### [What needs to be done]
Repeat word for word the lines starting with the line that contains "svg-text:VILLA 13: VILLA" and going on through the line that contains "svg-text:PLANTA SOTANO: PLANTA SOTANO [1583, 459, 1689, 478]", both of those included.

### [Supplied material]
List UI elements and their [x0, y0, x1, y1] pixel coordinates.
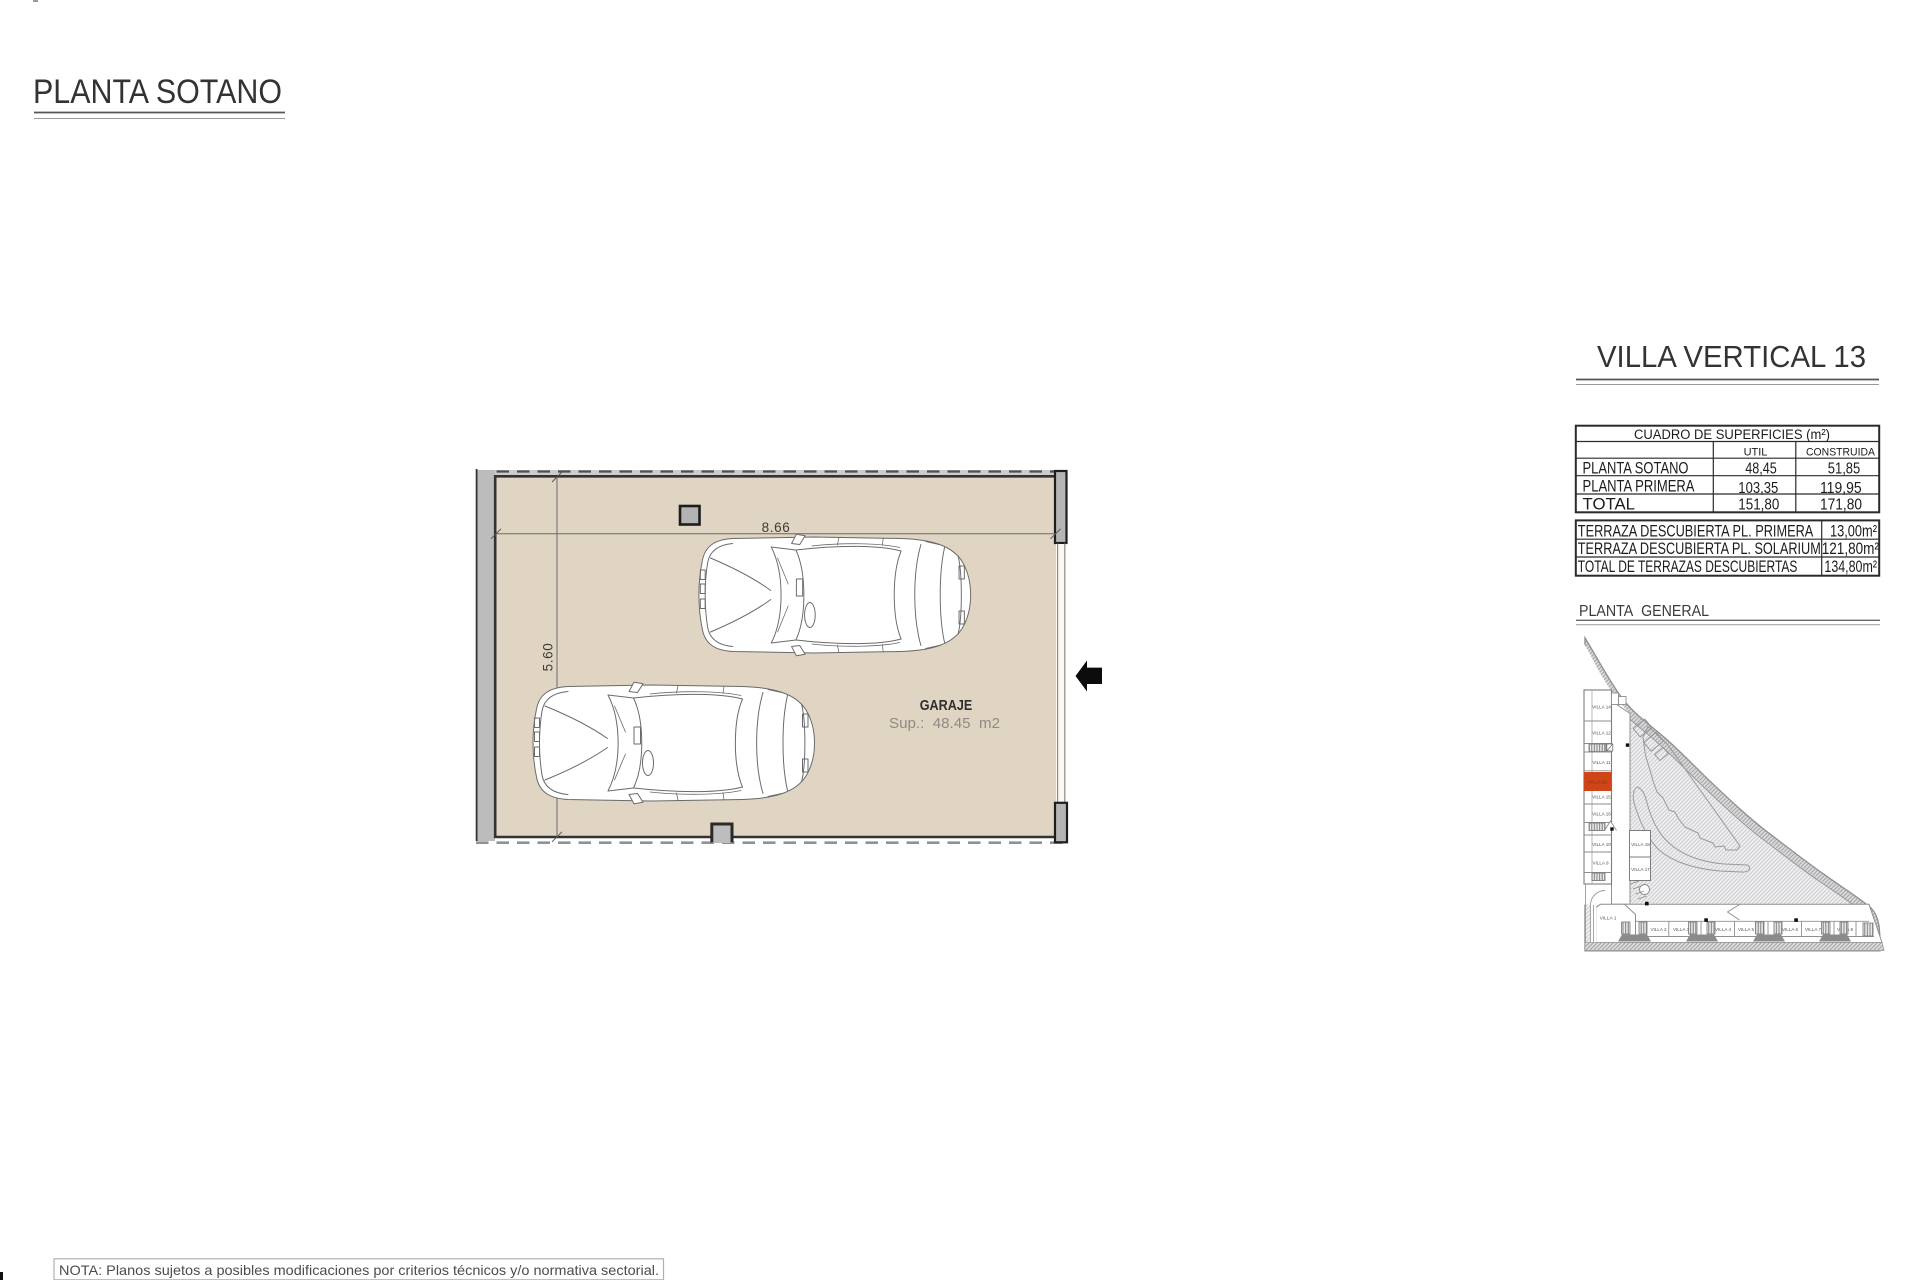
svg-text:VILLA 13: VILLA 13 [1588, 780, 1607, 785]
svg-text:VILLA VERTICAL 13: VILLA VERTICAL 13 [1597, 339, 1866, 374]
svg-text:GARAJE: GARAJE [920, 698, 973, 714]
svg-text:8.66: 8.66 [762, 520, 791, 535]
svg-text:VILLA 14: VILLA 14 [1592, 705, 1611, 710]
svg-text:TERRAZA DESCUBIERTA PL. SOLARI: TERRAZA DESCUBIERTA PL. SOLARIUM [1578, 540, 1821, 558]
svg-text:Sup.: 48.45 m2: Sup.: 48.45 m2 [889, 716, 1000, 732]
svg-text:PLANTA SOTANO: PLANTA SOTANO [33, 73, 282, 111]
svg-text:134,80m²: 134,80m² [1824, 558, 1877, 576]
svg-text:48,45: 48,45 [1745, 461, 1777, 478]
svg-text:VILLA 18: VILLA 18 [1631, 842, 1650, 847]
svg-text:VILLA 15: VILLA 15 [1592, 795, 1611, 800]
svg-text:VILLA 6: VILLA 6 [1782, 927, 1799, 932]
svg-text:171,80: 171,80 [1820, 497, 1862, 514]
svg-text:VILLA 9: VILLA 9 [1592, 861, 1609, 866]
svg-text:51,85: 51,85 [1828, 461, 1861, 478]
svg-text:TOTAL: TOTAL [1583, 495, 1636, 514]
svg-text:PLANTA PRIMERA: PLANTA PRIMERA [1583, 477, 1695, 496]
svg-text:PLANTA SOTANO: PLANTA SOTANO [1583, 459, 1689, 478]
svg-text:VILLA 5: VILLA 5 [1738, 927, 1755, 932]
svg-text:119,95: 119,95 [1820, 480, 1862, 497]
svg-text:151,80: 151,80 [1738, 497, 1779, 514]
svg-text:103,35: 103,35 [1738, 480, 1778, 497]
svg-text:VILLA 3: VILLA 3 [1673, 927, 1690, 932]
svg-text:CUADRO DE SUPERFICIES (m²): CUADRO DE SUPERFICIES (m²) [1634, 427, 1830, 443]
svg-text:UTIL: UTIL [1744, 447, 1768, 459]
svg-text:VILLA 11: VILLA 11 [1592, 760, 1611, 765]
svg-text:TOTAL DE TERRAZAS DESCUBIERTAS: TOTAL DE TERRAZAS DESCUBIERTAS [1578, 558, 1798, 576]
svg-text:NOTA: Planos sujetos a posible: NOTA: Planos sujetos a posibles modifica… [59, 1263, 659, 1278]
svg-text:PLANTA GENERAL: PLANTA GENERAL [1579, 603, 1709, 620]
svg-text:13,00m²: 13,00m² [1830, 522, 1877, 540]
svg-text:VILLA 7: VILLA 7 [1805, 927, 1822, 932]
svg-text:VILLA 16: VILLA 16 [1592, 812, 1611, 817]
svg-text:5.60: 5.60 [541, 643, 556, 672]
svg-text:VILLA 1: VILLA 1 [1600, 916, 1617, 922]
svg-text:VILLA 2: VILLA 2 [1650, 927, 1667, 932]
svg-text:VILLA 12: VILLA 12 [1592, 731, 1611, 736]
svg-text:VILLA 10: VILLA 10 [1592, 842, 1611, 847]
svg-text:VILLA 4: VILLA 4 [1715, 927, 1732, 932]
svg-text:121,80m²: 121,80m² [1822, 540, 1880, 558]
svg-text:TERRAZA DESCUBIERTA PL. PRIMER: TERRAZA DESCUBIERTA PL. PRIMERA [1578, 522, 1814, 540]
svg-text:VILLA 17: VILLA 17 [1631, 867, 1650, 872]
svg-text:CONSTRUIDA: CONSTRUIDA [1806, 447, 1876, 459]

### [Written answer]
svg-text:VILLA 13: VILLA 13 [1588, 780, 1607, 785]
svg-text:VILLA VERTICAL 13: VILLA VERTICAL 13 [1597, 339, 1866, 374]
svg-text:GARAJE: GARAJE [920, 698, 973, 714]
svg-text:8.66: 8.66 [762, 520, 791, 535]
svg-text:VILLA 14: VILLA 14 [1592, 705, 1611, 710]
svg-text:TERRAZA DESCUBIERTA PL. SOLARI: TERRAZA DESCUBIERTA PL. SOLARIUM [1578, 540, 1821, 558]
svg-text:Sup.: 48.45 m2: Sup.: 48.45 m2 [889, 716, 1000, 732]
svg-text:PLANTA SOTANO: PLANTA SOTANO [33, 73, 282, 111]
svg-text:134,80m²: 134,80m² [1824, 558, 1877, 576]
svg-text:48,45: 48,45 [1745, 461, 1777, 478]
svg-text:VILLA 18: VILLA 18 [1631, 842, 1650, 847]
svg-text:VILLA 15: VILLA 15 [1592, 795, 1611, 800]
svg-text:VILLA 6: VILLA 6 [1782, 927, 1799, 932]
svg-text:171,80: 171,80 [1820, 497, 1862, 514]
svg-text:VILLA 9: VILLA 9 [1592, 861, 1609, 866]
svg-text:51,85: 51,85 [1828, 461, 1861, 478]
svg-text:TOTAL: TOTAL [1583, 495, 1636, 514]
svg-text:PLANTA PRIMERA: PLANTA PRIMERA [1583, 477, 1695, 496]
svg-text:PLANTA SOTANO: PLANTA SOTANO [1583, 459, 1689, 478]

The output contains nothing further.